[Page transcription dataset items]
──────

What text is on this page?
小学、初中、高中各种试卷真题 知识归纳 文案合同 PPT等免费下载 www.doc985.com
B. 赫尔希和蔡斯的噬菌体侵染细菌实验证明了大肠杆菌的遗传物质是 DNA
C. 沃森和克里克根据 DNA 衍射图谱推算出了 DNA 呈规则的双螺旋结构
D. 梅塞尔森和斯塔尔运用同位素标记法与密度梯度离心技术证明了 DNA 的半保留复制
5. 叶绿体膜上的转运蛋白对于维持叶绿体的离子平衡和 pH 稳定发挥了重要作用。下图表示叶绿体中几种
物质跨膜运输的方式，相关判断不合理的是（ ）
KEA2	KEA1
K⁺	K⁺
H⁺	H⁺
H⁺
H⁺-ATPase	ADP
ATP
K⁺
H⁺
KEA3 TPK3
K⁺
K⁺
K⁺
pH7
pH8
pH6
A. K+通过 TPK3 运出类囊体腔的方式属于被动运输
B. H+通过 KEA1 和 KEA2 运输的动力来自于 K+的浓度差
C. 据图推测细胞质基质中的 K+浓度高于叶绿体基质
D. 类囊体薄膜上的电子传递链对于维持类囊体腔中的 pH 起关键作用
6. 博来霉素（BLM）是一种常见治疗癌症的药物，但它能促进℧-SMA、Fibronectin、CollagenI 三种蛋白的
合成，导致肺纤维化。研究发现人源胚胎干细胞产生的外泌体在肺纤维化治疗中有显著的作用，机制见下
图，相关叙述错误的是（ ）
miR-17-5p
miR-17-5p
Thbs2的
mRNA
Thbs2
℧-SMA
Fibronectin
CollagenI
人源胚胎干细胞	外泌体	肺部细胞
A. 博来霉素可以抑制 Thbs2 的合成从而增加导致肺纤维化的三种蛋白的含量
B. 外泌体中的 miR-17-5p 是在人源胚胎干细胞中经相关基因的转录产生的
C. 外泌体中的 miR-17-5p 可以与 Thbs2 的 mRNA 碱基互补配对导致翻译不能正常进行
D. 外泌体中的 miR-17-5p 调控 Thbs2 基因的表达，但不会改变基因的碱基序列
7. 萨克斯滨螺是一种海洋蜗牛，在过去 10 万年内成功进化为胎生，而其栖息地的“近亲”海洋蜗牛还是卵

──────

EXERCISE REQUIREMENTS: Having gone through the data above, repeat it exactly.

PROBLEM SOLUTION:
What text is on this page?
小学、初中、高中各种试卷真题 知识归纳 文案合同 PPT等免费下载 www.doc985.com
B. 赫尔希和蔡斯的噬菌体侵染细菌实验证明了大肠杆菌的遗传物质是 DNA
C. 沃森和克里克根据 DNA 衍射图谱推算出了 DNA 呈规则的双螺旋结构
D. 梅塞尔森和斯塔尔运用同位素标记法与密度梯度离心技术证明了 DNA 的半保留复制
5. 叶绿体膜上的转运蛋白对于维持叶绿体的离子平衡和 pH 稳定发挥了重要作用。下图表示叶绿体中几种
物质跨膜运输的方式，相关判断不合理的是（ ）
KEA2	KEA1
K⁺	K⁺
H⁺	H⁺
H⁺
H⁺-ATPase	ADP
ATP
K⁺
H⁺
KEA3 TPK3
K⁺
K⁺
K⁺
pH7
pH8
pH6
A. K+通过 TPK3 运出类囊体腔的方式属于被动运输
B. H+通过 KEA1 和 KEA2 运输的动力来自于 K+的浓度差
C. 据图推测细胞质基质中的 K+浓度高于叶绿体基质
D. 类囊体薄膜上的电子传递链对于维持类囊体腔中的 pH 起关键作用
6. 博来霉素（BLM）是一种常见治疗癌症的药物，但它能促进℧-SMA、Fibronectin、CollagenI 三种蛋白的
合成，导致肺纤维化。研究发现人源胚胎干细胞产生的外泌体在肺纤维化治疗中有显著的作用，机制见下
图，相关叙述错误的是（ ）
miR-17-5p
miR-17-5p
Thbs2的
mRNA
Thbs2
℧-SMA
Fibronectin
CollagenI
人源胚胎干细胞	外泌体	肺部细胞
A. 博来霉素可以抑制 Thbs2 的合成从而增加导致肺纤维化的三种蛋白的含量
B. 外泌体中的 miR-17-5p 是在人源胚胎干细胞中经相关基因的转录产生的
C. 外泌体中的 miR-17-5p 可以与 Thbs2 的 mRNA 碱基互补配对导致翻译不能正常进行
D. 外泌体中的 miR-17-5p 调控 Thbs2 基因的表达，但不会改变基因的碱基序列
7. 萨克斯滨螺是一种海洋蜗牛，在过去 10 万年内成功进化为胎生，而其栖息地的“近亲”海洋蜗牛还是卵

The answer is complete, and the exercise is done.